**YOUR OBJECTIVE:** Find each line with the word "this" and copy it.

[BEGIN STORED ROWS]

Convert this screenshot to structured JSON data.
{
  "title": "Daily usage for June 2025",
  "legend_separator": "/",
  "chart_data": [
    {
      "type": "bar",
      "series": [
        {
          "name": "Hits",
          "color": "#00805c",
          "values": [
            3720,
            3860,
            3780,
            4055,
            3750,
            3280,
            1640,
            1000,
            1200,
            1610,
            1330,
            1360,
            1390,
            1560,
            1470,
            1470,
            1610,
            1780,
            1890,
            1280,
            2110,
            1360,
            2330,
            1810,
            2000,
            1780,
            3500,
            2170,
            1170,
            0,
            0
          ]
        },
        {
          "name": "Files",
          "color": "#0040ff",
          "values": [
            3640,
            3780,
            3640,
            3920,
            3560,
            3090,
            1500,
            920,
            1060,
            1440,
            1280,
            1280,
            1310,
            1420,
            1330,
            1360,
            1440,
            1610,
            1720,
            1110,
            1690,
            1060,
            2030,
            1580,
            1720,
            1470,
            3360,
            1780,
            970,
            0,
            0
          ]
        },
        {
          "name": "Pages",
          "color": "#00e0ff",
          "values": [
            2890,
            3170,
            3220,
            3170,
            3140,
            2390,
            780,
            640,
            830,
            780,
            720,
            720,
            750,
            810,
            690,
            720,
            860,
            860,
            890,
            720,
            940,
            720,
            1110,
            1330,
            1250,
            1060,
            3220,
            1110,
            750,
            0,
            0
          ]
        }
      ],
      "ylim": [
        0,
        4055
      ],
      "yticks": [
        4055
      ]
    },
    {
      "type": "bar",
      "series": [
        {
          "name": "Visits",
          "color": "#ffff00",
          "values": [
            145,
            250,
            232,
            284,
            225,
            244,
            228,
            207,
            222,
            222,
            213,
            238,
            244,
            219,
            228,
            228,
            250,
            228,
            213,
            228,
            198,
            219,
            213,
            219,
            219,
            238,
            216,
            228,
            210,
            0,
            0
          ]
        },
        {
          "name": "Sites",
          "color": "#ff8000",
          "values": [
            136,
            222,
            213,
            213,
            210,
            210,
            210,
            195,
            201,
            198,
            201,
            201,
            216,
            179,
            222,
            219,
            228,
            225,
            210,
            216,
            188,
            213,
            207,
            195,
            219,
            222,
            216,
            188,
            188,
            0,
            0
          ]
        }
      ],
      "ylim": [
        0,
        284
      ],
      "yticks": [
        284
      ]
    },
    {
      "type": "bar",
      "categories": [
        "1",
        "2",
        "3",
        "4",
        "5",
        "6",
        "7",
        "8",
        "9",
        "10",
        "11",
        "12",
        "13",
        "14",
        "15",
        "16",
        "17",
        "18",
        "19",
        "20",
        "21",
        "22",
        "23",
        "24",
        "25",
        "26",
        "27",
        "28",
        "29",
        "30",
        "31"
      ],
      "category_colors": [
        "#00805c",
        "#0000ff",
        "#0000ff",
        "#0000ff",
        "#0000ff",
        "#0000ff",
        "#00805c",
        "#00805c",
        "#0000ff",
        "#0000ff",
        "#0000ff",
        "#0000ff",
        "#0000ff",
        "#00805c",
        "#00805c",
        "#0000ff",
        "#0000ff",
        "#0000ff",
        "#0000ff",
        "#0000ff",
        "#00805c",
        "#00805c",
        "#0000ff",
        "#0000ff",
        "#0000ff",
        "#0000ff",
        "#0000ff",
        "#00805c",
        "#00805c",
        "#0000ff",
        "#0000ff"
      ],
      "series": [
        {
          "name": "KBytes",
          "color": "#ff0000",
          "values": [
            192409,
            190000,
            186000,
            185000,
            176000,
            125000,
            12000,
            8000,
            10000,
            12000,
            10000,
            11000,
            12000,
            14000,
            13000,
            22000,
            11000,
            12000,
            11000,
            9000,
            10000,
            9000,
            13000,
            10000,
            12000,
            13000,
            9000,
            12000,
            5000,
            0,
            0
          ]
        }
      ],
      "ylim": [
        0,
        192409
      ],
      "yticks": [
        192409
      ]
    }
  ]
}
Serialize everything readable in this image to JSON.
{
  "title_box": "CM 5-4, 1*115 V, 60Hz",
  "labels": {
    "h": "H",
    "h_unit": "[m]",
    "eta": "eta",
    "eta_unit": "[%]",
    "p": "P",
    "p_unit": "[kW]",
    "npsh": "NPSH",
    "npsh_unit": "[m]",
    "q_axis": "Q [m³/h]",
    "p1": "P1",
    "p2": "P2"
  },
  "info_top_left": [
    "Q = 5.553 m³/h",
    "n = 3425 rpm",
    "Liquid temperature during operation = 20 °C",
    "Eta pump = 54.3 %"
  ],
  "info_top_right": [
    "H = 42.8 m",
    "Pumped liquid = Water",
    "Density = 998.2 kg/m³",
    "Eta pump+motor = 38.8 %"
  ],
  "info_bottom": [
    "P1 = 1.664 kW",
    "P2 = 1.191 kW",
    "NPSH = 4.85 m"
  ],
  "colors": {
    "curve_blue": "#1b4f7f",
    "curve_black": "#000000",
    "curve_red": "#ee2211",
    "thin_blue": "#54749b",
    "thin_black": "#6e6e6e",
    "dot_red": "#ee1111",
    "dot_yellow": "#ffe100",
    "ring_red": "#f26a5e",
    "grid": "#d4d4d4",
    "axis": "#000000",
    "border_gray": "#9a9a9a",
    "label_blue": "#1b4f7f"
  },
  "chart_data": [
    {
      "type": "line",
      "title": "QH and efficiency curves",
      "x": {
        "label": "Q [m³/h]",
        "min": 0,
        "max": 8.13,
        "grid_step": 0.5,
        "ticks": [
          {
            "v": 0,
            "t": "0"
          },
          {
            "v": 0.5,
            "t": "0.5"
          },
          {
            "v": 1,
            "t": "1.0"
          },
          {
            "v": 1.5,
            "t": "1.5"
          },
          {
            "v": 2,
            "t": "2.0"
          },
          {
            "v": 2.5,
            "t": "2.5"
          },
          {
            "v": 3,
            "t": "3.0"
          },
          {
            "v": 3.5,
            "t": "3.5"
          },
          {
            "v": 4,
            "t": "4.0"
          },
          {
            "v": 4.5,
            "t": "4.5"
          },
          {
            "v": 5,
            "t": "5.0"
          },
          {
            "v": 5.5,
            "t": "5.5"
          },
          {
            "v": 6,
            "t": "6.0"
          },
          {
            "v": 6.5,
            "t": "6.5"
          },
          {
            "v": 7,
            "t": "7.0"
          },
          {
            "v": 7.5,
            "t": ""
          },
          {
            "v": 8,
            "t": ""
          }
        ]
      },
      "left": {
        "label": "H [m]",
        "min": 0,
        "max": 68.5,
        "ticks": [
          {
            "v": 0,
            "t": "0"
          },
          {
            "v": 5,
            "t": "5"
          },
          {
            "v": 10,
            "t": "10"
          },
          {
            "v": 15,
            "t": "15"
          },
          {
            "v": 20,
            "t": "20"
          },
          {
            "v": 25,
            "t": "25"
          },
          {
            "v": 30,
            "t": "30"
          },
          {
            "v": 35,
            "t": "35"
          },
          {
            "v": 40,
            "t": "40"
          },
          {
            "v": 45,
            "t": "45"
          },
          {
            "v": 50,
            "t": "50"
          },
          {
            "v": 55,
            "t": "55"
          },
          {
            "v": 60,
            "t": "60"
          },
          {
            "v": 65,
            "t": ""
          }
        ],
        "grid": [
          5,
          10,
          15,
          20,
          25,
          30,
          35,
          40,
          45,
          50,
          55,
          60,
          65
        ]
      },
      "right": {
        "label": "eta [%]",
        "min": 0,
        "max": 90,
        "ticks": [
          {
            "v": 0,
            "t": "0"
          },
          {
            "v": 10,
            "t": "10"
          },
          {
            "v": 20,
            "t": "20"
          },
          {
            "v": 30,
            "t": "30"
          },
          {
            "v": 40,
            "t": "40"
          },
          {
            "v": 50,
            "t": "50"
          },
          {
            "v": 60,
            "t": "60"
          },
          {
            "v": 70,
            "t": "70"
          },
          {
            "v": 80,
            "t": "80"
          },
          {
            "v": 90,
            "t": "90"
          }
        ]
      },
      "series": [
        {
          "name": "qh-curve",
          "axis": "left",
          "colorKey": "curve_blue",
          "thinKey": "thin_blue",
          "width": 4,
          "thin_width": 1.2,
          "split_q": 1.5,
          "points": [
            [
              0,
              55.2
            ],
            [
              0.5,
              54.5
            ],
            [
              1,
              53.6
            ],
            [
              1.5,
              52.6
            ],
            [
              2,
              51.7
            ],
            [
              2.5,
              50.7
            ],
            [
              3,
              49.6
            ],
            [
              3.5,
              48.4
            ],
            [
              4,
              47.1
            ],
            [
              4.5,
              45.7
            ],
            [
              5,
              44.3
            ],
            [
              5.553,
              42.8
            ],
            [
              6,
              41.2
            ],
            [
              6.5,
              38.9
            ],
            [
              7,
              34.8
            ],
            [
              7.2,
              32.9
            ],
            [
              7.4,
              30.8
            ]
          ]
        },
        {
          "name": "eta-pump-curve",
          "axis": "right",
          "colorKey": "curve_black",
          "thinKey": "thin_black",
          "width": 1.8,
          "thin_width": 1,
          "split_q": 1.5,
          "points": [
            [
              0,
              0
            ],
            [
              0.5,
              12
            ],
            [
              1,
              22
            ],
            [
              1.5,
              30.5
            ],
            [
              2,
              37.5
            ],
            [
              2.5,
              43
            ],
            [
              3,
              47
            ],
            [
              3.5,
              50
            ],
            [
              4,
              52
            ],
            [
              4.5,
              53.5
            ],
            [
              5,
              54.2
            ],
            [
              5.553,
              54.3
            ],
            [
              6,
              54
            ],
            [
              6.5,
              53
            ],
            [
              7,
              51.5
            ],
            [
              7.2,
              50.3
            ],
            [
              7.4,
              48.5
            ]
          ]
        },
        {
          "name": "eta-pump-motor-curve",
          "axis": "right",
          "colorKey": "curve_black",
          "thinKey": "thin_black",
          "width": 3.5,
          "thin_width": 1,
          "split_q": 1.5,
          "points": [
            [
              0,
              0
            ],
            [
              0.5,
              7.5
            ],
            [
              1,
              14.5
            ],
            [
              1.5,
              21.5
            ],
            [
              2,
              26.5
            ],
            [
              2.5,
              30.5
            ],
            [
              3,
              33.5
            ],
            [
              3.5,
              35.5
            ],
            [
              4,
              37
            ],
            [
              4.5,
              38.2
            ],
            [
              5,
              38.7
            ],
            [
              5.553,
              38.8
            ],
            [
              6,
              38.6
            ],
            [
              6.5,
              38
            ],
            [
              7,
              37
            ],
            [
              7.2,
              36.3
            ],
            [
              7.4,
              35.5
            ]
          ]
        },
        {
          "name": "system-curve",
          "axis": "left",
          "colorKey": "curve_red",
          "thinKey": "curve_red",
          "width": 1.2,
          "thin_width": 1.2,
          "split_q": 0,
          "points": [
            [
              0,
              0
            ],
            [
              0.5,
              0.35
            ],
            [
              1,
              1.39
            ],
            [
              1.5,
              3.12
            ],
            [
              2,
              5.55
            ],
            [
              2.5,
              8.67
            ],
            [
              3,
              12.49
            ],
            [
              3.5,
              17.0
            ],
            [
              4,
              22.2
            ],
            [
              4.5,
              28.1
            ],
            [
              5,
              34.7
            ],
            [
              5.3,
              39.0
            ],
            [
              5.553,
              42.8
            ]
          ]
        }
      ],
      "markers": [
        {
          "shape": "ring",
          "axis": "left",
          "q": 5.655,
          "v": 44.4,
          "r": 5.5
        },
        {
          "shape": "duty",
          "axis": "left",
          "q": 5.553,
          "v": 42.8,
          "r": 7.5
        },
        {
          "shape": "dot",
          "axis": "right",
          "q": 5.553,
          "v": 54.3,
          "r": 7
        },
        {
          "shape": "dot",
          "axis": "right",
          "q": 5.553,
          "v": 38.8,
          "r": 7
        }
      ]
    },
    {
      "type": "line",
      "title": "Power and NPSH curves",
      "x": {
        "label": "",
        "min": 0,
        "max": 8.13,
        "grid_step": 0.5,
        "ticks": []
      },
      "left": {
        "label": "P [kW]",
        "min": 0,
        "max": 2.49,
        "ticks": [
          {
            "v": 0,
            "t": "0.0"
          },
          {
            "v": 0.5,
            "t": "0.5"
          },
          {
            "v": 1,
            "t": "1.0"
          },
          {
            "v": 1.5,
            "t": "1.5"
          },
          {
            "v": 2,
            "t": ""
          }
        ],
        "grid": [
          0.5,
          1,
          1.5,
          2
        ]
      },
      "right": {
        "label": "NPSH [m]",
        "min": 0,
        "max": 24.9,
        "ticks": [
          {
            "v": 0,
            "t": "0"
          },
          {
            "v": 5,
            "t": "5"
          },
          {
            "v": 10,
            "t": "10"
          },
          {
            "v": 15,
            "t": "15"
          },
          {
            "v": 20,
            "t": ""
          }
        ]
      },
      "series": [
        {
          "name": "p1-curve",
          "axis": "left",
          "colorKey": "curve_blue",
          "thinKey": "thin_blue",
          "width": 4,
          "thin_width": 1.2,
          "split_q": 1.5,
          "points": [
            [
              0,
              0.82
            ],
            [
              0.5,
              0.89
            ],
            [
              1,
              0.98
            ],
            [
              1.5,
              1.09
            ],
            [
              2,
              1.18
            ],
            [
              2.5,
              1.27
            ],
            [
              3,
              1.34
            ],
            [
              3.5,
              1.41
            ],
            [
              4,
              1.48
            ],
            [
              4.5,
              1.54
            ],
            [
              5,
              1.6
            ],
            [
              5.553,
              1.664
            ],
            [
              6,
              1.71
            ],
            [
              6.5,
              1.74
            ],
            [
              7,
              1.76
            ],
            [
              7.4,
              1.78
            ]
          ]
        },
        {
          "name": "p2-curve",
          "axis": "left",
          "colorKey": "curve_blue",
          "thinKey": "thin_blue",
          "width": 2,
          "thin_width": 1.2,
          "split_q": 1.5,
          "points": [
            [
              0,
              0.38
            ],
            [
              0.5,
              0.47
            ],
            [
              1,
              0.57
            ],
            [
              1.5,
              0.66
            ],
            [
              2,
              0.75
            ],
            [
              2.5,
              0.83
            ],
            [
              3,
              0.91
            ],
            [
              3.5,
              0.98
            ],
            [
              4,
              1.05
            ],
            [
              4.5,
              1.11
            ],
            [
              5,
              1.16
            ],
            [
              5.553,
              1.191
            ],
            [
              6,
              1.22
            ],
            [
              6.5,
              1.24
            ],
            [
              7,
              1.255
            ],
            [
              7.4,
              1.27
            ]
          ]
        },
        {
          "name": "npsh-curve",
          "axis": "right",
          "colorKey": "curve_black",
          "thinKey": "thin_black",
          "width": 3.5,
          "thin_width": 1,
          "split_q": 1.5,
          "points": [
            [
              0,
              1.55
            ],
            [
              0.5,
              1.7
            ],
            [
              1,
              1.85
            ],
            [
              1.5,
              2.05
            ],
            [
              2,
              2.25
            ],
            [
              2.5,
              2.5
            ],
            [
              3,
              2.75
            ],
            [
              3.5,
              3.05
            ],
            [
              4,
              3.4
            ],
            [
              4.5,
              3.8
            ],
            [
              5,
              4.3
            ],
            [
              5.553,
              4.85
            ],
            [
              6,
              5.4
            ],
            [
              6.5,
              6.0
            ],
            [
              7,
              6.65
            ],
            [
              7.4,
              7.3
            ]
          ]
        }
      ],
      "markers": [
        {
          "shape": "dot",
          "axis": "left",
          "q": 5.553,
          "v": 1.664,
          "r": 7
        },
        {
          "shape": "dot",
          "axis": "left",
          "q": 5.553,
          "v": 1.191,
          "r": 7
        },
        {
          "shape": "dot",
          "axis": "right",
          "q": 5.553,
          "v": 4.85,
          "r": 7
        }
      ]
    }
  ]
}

[END STORED ROWS]

**RIGHT ANSWER:**
Convert this screenshot to structured JSON data.
Serialize everything readable in this image to JSON.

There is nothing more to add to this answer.